Aim of the exercise: Return each line containing "spec".

Material supplied:
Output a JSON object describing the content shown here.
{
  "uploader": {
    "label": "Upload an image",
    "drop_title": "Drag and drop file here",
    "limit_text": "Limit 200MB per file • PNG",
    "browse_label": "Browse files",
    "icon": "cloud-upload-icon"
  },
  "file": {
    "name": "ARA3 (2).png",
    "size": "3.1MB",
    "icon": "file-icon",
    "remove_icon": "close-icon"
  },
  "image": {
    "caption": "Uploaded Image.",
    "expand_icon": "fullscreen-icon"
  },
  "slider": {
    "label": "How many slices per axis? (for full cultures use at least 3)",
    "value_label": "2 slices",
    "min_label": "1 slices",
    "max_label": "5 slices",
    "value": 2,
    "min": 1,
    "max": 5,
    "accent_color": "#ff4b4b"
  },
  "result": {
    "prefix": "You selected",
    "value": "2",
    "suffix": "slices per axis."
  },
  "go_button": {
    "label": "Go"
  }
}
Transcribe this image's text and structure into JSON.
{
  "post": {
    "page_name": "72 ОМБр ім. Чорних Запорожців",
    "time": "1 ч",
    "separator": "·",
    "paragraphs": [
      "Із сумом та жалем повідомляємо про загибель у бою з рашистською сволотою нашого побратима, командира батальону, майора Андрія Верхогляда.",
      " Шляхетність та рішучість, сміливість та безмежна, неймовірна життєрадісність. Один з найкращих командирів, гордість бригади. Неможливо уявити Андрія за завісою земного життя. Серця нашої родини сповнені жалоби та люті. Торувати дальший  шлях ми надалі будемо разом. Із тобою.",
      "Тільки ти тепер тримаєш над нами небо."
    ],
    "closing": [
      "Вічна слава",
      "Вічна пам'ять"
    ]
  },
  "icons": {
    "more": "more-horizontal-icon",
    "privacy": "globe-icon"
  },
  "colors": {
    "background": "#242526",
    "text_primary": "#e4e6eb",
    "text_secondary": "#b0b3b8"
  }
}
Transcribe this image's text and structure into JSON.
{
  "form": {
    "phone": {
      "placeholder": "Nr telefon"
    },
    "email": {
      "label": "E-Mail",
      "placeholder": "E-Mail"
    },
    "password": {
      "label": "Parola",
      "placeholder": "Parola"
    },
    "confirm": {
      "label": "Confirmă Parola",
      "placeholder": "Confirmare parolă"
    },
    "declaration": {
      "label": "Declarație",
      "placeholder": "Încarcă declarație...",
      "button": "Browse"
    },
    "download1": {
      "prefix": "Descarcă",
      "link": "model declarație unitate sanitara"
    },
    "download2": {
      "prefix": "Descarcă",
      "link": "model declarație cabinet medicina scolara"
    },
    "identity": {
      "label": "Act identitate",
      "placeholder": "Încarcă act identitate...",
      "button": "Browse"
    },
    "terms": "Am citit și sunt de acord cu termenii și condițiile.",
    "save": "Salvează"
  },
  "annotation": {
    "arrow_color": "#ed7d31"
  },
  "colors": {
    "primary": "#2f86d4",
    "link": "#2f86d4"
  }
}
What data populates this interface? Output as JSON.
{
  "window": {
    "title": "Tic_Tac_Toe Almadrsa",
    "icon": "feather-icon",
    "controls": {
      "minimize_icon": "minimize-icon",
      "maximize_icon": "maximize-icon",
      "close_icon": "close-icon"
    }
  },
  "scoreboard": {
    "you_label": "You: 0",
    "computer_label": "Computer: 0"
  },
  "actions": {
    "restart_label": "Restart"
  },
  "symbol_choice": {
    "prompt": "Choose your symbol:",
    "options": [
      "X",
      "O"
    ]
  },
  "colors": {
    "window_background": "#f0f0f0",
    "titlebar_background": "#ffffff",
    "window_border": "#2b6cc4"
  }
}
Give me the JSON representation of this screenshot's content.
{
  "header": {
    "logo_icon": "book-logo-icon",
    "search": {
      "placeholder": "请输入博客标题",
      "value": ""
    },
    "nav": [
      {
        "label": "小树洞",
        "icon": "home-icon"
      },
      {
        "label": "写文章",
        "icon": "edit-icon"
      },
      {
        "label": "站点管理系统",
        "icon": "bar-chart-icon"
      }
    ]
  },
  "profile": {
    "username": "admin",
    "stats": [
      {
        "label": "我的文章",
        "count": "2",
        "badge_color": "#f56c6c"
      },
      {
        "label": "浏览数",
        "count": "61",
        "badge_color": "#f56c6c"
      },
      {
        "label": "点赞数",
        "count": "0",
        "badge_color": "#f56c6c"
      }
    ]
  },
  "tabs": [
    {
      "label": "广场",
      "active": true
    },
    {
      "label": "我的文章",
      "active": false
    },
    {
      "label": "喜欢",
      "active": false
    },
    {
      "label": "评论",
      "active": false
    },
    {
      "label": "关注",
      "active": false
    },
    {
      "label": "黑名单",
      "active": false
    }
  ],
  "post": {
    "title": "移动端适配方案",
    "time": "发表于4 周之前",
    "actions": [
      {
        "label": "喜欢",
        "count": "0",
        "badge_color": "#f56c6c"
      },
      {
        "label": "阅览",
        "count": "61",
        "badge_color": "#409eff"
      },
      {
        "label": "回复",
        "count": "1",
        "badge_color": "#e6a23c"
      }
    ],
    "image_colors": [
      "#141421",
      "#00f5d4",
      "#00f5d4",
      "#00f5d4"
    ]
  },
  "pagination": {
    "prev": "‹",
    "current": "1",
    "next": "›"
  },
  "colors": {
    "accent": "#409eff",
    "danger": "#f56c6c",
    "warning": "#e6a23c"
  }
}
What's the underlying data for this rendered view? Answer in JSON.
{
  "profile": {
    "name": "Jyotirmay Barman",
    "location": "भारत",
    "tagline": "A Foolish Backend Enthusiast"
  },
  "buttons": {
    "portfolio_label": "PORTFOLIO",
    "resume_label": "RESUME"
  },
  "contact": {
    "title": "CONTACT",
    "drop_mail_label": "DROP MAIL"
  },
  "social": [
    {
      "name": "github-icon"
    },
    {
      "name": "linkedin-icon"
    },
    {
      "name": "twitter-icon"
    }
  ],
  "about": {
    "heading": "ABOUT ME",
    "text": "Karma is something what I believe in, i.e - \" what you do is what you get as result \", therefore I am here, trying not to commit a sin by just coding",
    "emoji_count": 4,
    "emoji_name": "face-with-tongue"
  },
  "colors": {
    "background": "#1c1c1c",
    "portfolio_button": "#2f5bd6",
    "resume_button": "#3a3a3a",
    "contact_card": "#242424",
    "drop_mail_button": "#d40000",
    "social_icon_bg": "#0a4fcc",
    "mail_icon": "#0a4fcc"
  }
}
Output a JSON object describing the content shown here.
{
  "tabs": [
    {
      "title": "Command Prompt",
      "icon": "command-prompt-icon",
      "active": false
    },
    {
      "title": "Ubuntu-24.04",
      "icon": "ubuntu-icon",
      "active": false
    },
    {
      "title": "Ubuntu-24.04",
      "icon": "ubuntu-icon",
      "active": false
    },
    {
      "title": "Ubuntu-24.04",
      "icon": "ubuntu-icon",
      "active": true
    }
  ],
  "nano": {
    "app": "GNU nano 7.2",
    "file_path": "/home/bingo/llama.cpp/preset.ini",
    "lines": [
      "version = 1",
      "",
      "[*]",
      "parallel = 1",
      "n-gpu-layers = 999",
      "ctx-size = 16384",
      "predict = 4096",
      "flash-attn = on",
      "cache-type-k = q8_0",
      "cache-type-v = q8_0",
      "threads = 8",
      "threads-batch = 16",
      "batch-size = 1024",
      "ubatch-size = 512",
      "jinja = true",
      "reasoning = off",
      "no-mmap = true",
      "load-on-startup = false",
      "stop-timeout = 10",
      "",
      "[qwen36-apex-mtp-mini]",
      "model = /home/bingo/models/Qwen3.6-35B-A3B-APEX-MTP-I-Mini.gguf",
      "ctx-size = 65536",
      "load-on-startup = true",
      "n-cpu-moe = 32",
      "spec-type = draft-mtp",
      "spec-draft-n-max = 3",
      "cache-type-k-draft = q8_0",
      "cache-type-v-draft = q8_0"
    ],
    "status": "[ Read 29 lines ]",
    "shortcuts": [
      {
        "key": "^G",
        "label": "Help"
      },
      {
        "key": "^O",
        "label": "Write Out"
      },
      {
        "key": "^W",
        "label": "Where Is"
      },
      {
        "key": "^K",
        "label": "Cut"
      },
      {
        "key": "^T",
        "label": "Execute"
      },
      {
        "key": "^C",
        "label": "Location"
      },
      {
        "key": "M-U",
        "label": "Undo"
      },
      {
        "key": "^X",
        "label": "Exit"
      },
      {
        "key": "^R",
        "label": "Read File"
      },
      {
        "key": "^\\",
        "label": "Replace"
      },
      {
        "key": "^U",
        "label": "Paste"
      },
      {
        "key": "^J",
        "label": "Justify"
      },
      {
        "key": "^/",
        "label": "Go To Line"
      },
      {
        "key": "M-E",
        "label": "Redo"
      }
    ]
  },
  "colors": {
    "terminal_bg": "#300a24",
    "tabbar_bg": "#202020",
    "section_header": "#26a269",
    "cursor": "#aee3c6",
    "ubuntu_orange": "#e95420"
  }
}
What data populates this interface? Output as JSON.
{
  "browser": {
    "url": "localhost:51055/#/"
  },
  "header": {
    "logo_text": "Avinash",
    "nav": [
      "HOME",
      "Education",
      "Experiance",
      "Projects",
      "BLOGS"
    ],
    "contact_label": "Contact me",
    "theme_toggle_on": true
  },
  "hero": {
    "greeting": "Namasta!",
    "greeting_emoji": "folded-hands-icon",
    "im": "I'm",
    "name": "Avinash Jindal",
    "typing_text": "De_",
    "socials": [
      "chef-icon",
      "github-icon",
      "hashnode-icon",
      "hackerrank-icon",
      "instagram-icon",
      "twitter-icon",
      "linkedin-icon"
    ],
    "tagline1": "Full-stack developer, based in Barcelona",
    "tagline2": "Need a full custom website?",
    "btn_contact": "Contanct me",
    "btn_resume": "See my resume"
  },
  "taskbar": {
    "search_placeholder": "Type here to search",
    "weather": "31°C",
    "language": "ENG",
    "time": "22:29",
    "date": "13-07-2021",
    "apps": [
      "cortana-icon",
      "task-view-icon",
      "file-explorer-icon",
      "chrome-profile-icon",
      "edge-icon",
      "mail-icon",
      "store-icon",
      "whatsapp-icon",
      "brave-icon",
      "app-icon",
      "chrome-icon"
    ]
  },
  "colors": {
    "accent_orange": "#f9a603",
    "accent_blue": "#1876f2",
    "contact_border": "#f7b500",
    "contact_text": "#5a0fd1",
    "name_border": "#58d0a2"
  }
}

Written response:
      "spec-type = draft-mtp",
      "spec-draft-n-max = 3",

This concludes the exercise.